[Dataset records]
········
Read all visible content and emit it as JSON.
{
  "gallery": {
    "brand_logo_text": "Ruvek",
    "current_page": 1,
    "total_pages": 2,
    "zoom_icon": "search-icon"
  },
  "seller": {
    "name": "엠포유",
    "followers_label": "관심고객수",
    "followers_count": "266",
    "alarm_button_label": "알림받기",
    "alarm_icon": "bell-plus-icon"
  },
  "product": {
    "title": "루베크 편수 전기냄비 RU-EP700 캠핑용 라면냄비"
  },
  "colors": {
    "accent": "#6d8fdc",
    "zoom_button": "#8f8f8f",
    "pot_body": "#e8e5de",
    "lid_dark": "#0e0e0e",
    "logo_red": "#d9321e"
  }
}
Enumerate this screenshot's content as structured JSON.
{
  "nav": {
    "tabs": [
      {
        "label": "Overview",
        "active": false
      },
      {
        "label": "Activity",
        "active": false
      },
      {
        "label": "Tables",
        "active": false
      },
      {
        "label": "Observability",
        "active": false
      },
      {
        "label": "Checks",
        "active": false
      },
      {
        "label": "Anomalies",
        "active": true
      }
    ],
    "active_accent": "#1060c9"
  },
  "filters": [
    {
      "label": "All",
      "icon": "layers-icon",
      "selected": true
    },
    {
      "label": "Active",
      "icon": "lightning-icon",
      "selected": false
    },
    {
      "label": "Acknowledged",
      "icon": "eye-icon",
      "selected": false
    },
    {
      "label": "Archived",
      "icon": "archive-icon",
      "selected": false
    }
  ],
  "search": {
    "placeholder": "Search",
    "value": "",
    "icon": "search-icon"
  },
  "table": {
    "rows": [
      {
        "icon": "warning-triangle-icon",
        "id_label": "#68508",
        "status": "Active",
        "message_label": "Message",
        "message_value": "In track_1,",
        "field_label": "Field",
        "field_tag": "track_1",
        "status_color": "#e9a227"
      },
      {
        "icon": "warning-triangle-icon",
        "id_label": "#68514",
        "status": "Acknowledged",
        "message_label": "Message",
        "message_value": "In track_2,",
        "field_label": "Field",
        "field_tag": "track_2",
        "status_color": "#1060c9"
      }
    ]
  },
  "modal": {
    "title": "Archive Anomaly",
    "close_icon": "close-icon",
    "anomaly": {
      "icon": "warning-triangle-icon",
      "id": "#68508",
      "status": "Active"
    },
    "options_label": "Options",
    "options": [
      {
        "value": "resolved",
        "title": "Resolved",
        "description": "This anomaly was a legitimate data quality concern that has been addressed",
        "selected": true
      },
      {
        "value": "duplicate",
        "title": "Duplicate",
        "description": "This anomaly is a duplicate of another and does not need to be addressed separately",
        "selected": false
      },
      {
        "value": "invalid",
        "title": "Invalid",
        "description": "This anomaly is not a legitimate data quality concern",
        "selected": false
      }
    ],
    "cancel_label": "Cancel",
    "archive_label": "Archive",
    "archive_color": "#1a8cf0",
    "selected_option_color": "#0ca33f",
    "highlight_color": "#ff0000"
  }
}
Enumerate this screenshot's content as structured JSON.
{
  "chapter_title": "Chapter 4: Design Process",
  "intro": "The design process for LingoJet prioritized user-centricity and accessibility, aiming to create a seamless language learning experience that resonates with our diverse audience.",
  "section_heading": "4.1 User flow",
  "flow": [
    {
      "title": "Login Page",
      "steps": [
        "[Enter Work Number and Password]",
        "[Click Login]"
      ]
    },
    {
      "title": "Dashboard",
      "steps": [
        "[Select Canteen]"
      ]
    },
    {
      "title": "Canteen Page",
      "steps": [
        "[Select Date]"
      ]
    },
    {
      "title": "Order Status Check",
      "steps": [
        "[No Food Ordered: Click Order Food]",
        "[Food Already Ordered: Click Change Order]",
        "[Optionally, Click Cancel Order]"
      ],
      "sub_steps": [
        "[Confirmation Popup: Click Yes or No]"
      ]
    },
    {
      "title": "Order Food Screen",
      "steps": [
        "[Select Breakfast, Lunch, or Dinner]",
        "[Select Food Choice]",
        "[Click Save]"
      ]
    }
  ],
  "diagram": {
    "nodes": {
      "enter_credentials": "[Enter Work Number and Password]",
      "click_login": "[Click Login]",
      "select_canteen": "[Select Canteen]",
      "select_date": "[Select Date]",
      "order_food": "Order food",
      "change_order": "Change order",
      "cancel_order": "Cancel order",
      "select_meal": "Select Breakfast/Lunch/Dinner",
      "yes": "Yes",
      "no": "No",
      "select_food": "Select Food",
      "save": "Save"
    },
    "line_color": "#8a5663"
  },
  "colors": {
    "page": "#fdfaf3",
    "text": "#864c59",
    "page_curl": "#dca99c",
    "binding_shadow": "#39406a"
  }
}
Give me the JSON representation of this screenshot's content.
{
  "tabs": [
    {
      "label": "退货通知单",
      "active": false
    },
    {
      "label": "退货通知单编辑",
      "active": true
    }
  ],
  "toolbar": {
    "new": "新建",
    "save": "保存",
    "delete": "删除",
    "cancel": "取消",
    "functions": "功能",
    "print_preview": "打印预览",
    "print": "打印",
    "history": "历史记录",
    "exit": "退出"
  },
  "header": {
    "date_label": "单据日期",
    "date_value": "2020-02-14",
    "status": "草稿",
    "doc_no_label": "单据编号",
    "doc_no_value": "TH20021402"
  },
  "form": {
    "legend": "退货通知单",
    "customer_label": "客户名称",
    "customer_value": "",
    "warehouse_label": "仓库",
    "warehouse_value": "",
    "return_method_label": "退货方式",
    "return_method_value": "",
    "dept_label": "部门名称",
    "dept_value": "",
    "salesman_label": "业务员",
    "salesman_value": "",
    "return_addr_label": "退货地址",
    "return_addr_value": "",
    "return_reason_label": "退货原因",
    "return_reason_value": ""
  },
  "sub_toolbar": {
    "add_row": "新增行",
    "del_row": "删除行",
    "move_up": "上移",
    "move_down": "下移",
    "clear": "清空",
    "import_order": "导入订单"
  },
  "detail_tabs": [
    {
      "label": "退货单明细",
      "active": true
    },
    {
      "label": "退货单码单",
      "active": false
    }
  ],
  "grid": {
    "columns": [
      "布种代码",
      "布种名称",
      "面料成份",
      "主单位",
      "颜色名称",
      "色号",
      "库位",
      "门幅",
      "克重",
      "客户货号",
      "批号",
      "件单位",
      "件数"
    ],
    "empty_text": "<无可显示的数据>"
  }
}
········
Task requirements »
Copy all lines from the entries that contain the word "Number".

Exercise solution »
        "[Enter Work Number and Password]",
      "enter_credentials": "[Enter Work Number and Password]",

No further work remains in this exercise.